— BEGIN Information shown —

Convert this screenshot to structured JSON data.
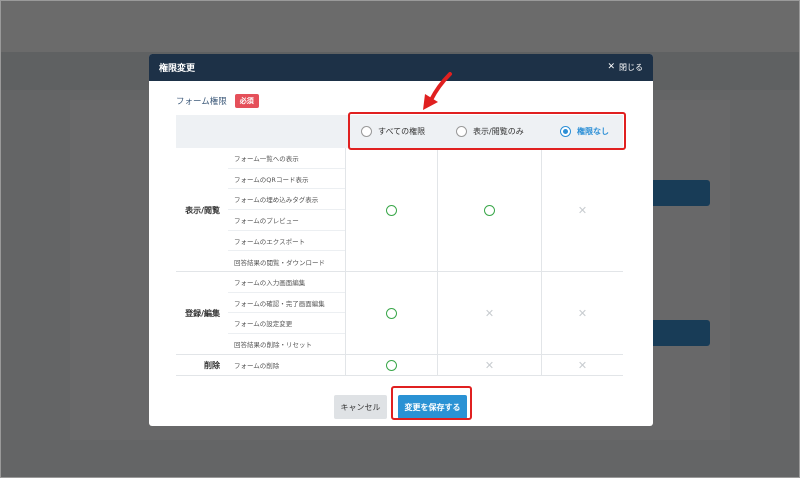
{
  "modal": {
    "title": "権限変更",
    "close_label": "閉じる",
    "field_label": "フォーム権限",
    "required_label": "必須"
  },
  "permission_options": [
    {
      "label": "すべての権限",
      "selected": false
    },
    {
      "label": "表示/閲覧のみ",
      "selected": false
    },
    {
      "label": "権限なし",
      "selected": true
    }
  ],
  "groups": [
    {
      "label": "表示/閲覧",
      "items": [
        "フォーム一覧への表示",
        "フォームのQRコード表示",
        "フォームの埋め込みタグ表示",
        "フォームのプレビュー",
        "フォームのエクスポート",
        "回答結果の閲覧・ダウンロード"
      ],
      "marks": [
        "circle",
        "circle",
        "cross"
      ]
    },
    {
      "label": "登録/編集",
      "items": [
        "フォームの入力画面編集",
        "フォームの確認・完了画面編集",
        "フォームの設定変更",
        "回答結果の削除・リセット"
      ],
      "marks": [
        "circle",
        "cross",
        "cross"
      ]
    },
    {
      "label": "削除",
      "items": [
        "フォームの削除"
      ],
      "marks": [
        "circle",
        "cross",
        "cross"
      ]
    }
  ],
  "footer": {
    "cancel_label": "キャンセル",
    "save_label": "変更を保存する"
  },
  "colors": {
    "header_bg": "#1d3147",
    "accent": "#2a92d4",
    "required": "#e5505a",
    "check": "#3aa74a",
    "annotation": "#e02020"
  },
  "icons": {
    "close": "close-icon",
    "allowed": "circle-icon",
    "denied": "cross-icon",
    "callout": "arrow-icon"
  }
}
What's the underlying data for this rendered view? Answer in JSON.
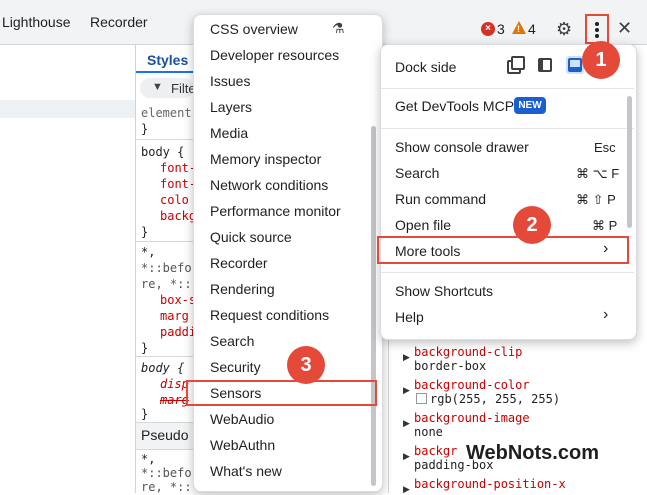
{
  "tabs": {
    "lighthouse": "Lighthouse",
    "recorder": "Recorder"
  },
  "status": {
    "errors": "3",
    "warnings": "4"
  },
  "icons": {
    "error": "error-circle-icon",
    "warning": "warning-triangle-icon",
    "settings": "gear-icon",
    "more": "kebab-menu-icon",
    "close": "close-icon",
    "filter": "filter-icon",
    "flask": "flask-icon",
    "dock": "dock-icons",
    "submenu": "chevron-right-icon"
  },
  "styles": {
    "tab_label": "Styles",
    "filter_label": "Filte",
    "pseudo_label": "Pseudo",
    "lines": [
      "element",
      "}",
      "body {",
      "font-",
      "font-",
      "colo",
      "backg",
      "}",
      "*,",
      "*::befo",
      "re, *::",
      "box-s",
      "marg",
      "paddi",
      "}",
      "body {",
      "disp",
      "marg",
      "}",
      "*,",
      "*::befo",
      "re, *::"
    ]
  },
  "submenu": {
    "items": [
      "CSS overview",
      "Developer resources",
      "Issues",
      "Layers",
      "Media",
      "Memory inspector",
      "Network conditions",
      "Performance monitor",
      "Quick source",
      "Recorder",
      "Rendering",
      "Request conditions",
      "Search",
      "Security",
      "Sensors",
      "WebAudio",
      "WebAuthn",
      "What's new"
    ],
    "highlighted": "Sensors"
  },
  "menu": {
    "dock_side": "Dock side",
    "get_mcp": "Get DevTools MCP",
    "new_badge": "NEW",
    "items": [
      {
        "label": "Show console drawer",
        "shortcut": "Esc"
      },
      {
        "label": "Search",
        "shortcut": "⌘ ⌥ F"
      },
      {
        "label": "Run command",
        "shortcut": "⌘ ⇧ P"
      },
      {
        "label": "Open file",
        "shortcut": "⌘ P"
      },
      {
        "label": "More tools",
        "shortcut": "›"
      },
      {
        "label": "Show Shortcuts",
        "shortcut": ""
      },
      {
        "label": "Help",
        "shortcut": "›"
      }
    ]
  },
  "computed": {
    "props": [
      {
        "name": "background-clip",
        "value": "border-box"
      },
      {
        "name": "background-color",
        "value": "rgb(255, 255, 255)"
      },
      {
        "name": "background-image",
        "value": "none"
      },
      {
        "name": "backgr",
        "value": "padding-box"
      },
      {
        "name": "background-position-x",
        "value": ""
      }
    ]
  },
  "callouts": [
    "1",
    "2",
    "3"
  ],
  "watermark": "WebNots.com",
  "colors": {
    "accent_red": "#e5493a",
    "link_blue": "#1a73e8",
    "badge_blue": "#1a5fd0"
  }
}
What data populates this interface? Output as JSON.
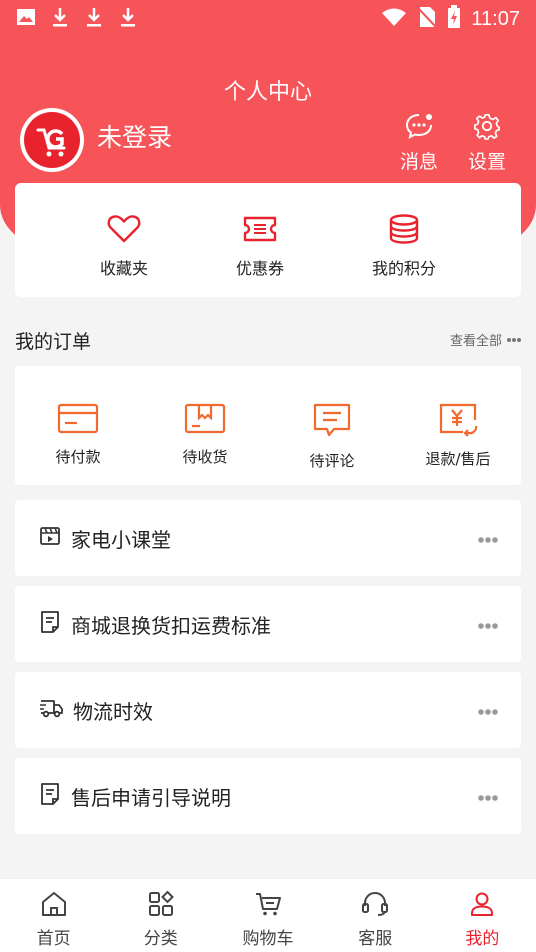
{
  "status_bar": {
    "time": "11:07"
  },
  "header": {
    "title": "个人中心",
    "login_text": "未登录",
    "messages_label": "消息",
    "settings_label": "设置"
  },
  "quick_links": [
    {
      "label": "收藏夹",
      "icon": "heart-icon"
    },
    {
      "label": "优惠券",
      "icon": "coupon-icon"
    },
    {
      "label": "我的积分",
      "icon": "coins-icon"
    }
  ],
  "orders": {
    "title": "我的订单",
    "view_all": "查看全部",
    "items": [
      {
        "label": "待付款",
        "icon": "card-icon"
      },
      {
        "label": "待收货",
        "icon": "package-icon"
      },
      {
        "label": "待评论",
        "icon": "comment-icon"
      },
      {
        "label": "退款/售后",
        "icon": "refund-icon"
      }
    ]
  },
  "menu": [
    {
      "label": "家电小课堂",
      "icon": "video-icon"
    },
    {
      "label": "商城退换货扣运费标准",
      "icon": "document-icon"
    },
    {
      "label": "物流时效",
      "icon": "truck-icon"
    },
    {
      "label": "售后申请引导说明",
      "icon": "document-icon"
    }
  ],
  "tabbar": [
    {
      "label": "首页",
      "icon": "home-icon"
    },
    {
      "label": "分类",
      "icon": "category-icon"
    },
    {
      "label": "购物车",
      "icon": "cart-icon"
    },
    {
      "label": "客服",
      "icon": "headset-icon"
    },
    {
      "label": "我的",
      "icon": "user-icon",
      "active": true
    }
  ],
  "colors": {
    "brand": "#f7545a",
    "accent": "#e8232d",
    "order_icon": "#f06a2f"
  }
}
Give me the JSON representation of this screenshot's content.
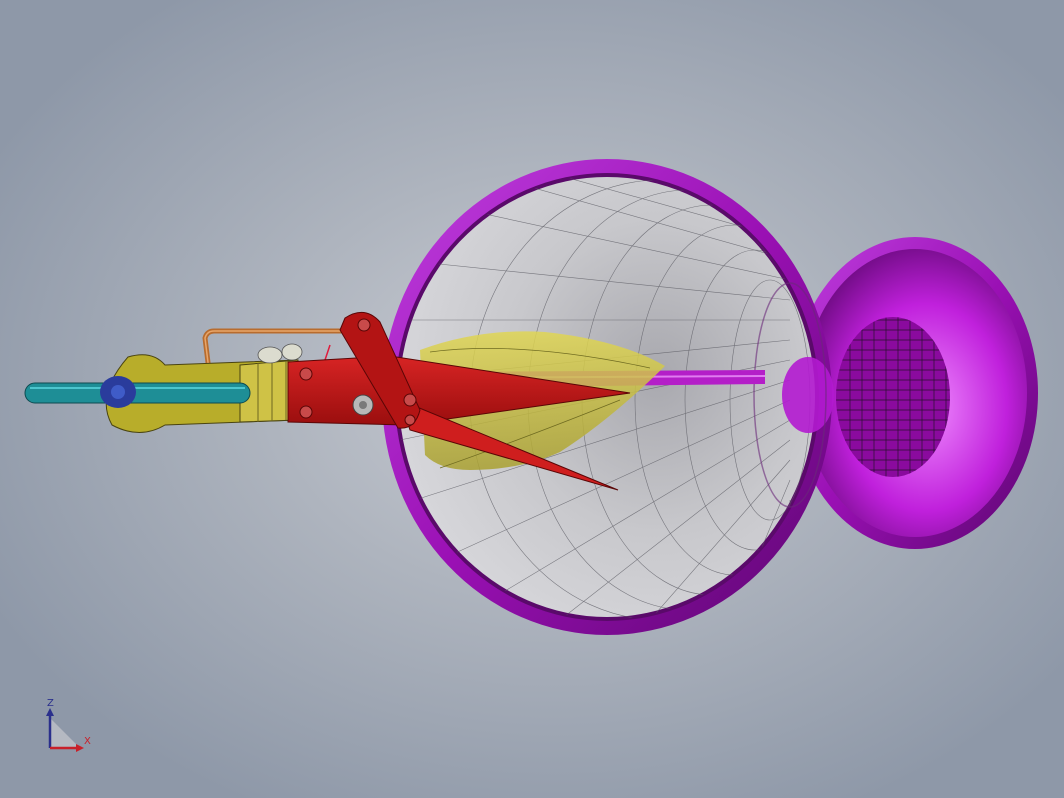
{
  "viewport": {
    "background_top": "#aeb4be",
    "background_center": "#c9ccd3"
  },
  "model": {
    "components": [
      {
        "name": "funnel-large",
        "color": "#a020c8"
      },
      {
        "name": "funnel-small-cup",
        "color": "#b012d4"
      },
      {
        "name": "cutter-blades",
        "color": "#c81818"
      },
      {
        "name": "leaf-body",
        "color": "#cfc43a"
      },
      {
        "name": "shaft",
        "color": "#b41ec8"
      },
      {
        "name": "handle-bracket",
        "color": "#b8ad2a"
      },
      {
        "name": "grip-rod",
        "color": "#1e8e96"
      },
      {
        "name": "copper-rod",
        "color": "#b86c2e"
      }
    ]
  },
  "triad": {
    "z_label": "Z",
    "x_label": "X",
    "z_color": "#2a2f8c",
    "x_color": "#c8202a"
  }
}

— END Information shown —

Directions – Quote the preceding listing precisely and completely, omitting its images.

Exercise result –
Convert this screenshot to structured JSON data.
{
  "modal": {
    "title": "権限変更",
    "close_label": "閉じる",
    "field_label": "フォーム権限",
    "required_label": "必須"
  },
  "permission_options": [
    {
      "label": "すべての権限",
      "selected": false
    },
    {
      "label": "表示/閲覧のみ",
      "selected": false
    },
    {
      "label": "権限なし",
      "selected": true
    }
  ],
  "groups": [
    {
      "label": "表示/閲覧",
      "items": [
        "フォーム一覧への表示",
        "フォームのQRコード表示",
        "フォームの埋め込みタグ表示",
        "フォームのプレビュー",
        "フォームのエクスポート",
        "回答結果の閲覧・ダウンロード"
      ],
      "marks": [
        "circle",
        "circle",
        "cross"
      ]
    },
    {
      "label": "登録/編集",
      "items": [
        "フォームの入力画面編集",
        "フォームの確認・完了画面編集",
        "フォームの設定変更",
        "回答結果の削除・リセット"
      ],
      "marks": [
        "circle",
        "cross",
        "cross"
      ]
    },
    {
      "label": "削除",
      "items": [
        "フォームの削除"
      ],
      "marks": [
        "circle",
        "cross",
        "cross"
      ]
    }
  ],
  "footer": {
    "cancel_label": "キャンセル",
    "save_label": "変更を保存する"
  },
  "colors": {
    "header_bg": "#1d3147",
    "accent": "#2a92d4",
    "required": "#e5505a",
    "check": "#3aa74a",
    "annotation": "#e02020"
  },
  "icons": {
    "close": "close-icon",
    "allowed": "circle-icon",
    "denied": "cross-icon",
    "callout": "arrow-icon"
  }
}
What's the underlying data for this rendered view? Answer in JSON.
{
  "tabs": {
    "lighthouse": "Lighthouse",
    "recorder": "Recorder"
  },
  "status": {
    "errors": "3",
    "warnings": "4"
  },
  "icons": {
    "error": "error-circle-icon",
    "warning": "warning-triangle-icon",
    "settings": "gear-icon",
    "more": "kebab-menu-icon",
    "close": "close-icon",
    "filter": "filter-icon",
    "flask": "flask-icon",
    "dock": "dock-icons",
    "submenu": "chevron-right-icon"
  },
  "styles": {
    "tab_label": "Styles",
    "filter_label": "Filte",
    "pseudo_label": "Pseudo",
    "lines": [
      "element",
      "}",
      "body {",
      "font-",
      "font-",
      "colo",
      "backg",
      "}",
      "*,",
      "*::befo",
      "re, *::",
      "box-s",
      "marg",
      "paddi",
      "}",
      "body {",
      "disp",
      "marg",
      "}",
      "*,",
      "*::befo",
      "re, *::"
    ]
  },
  "submenu": {
    "items": [
      "CSS overview",
      "Developer resources",
      "Issues",
      "Layers",
      "Media",
      "Memory inspector",
      "Network conditions",
      "Performance monitor",
      "Quick source",
      "Recorder",
      "Rendering",
      "Request conditions",
      "Search",
      "Security",
      "Sensors",
      "WebAudio",
      "WebAuthn",
      "What's new"
    ],
    "highlighted": "Sensors"
  },
  "menu": {
    "dock_side": "Dock side",
    "get_mcp": "Get DevTools MCP",
    "new_badge": "NEW",
    "items": [
      {
        "label": "Show console drawer",
        "shortcut": "Esc"
      },
      {
        "label": "Search",
        "shortcut": "⌘ ⌥ F"
      },
      {
        "label": "Run command",
        "shortcut": "⌘ ⇧ P"
      },
      {
        "label": "Open file",
        "shortcut": "⌘ P"
      },
      {
        "label": "More tools",
        "shortcut": "›"
      },
      {
        "label": "Show Shortcuts",
        "shortcut": ""
      },
      {
        "label": "Help",
        "shortcut": "›"
      }
    ]
  },
  "computed": {
    "props": [
      {
        "name": "background-clip",
        "value": "border-box"
      },
      {
        "name": "background-color",
        "value": "rgb(255, 255, 255)"
      },
      {
        "name": "background-image",
        "value": "none"
      },
      {
        "name": "backgr",
        "value": "padding-box"
      },
      {
        "name": "background-position-x",
        "value": ""
      }
    ]
  },
  "callouts": [
    "1",
    "2",
    "3"
  ],
  "watermark": "WebNots.com",
  "colors": {
    "accent_red": "#e5493a",
    "link_blue": "#1a73e8",
    "badge_blue": "#1a5fd0"
  }
}
What data populates this interface? Output as JSON.
{
  "status_bar": {
    "time": "11:07"
  },
  "header": {
    "title": "个人中心",
    "login_text": "未登录",
    "messages_label": "消息",
    "settings_label": "设置"
  },
  "quick_links": [
    {
      "label": "收藏夹",
      "icon": "heart-icon"
    },
    {
      "label": "优惠券",
      "icon": "coupon-icon"
    },
    {
      "label": "我的积分",
      "icon": "coins-icon"
    }
  ],
  "orders": {
    "title": "我的订单",
    "view_all": "查看全部",
    "items": [
      {
        "label": "待付款",
        "icon": "card-icon"
      },
      {
        "label": "待收货",
        "icon": "package-icon"
      },
      {
        "label": "待评论",
        "icon": "comment-icon"
      },
      {
        "label": "退款/售后",
        "icon": "refund-icon"
      }
    ]
  },
  "menu": [
    {
      "label": "家电小课堂",
      "icon": "video-icon"
    },
    {
      "label": "商城退换货扣运费标准",
      "icon": "document-icon"
    },
    {
      "label": "物流时效",
      "icon": "truck-icon"
    },
    {
      "label": "售后申请引导说明",
      "icon": "document-icon"
    }
  ],
  "tabbar": [
    {
      "label": "首页",
      "icon": "home-icon"
    },
    {
      "label": "分类",
      "icon": "category-icon"
    },
    {
      "label": "购物车",
      "icon": "cart-icon"
    },
    {
      "label": "客服",
      "icon": "headset-icon"
    },
    {
      "label": "我的",
      "icon": "user-icon",
      "active": true
    }
  ],
  "colors": {
    "brand": "#f7545a",
    "accent": "#e8232d",
    "order_icon": "#f06a2f"
  }
}
Give me the JSON representation of this screenshot's content.
{
  "viewport": {
    "background_top": "#aeb4be",
    "background_center": "#c9ccd3"
  },
  "model": {
    "components": [
      {
        "name": "funnel-large",
        "color": "#a020c8"
      },
      {
        "name": "funnel-small-cup",
        "color": "#b012d4"
      },
      {
        "name": "cutter-blades",
        "color": "#c81818"
      },
      {
        "name": "leaf-body",
        "color": "#cfc43a"
      },
      {
        "name": "shaft",
        "color": "#b41ec8"
      },
      {
        "name": "handle-bracket",
        "color": "#b8ad2a"
      },
      {
        "name": "grip-rod",
        "color": "#1e8e96"
      },
      {
        "name": "copper-rod",
        "color": "#b86c2e"
      }
    ]
  },
  "triad": {
    "z_label": "Z",
    "x_label": "X",
    "z_color": "#2a2f8c",
    "x_color": "#c8202a"
  }
}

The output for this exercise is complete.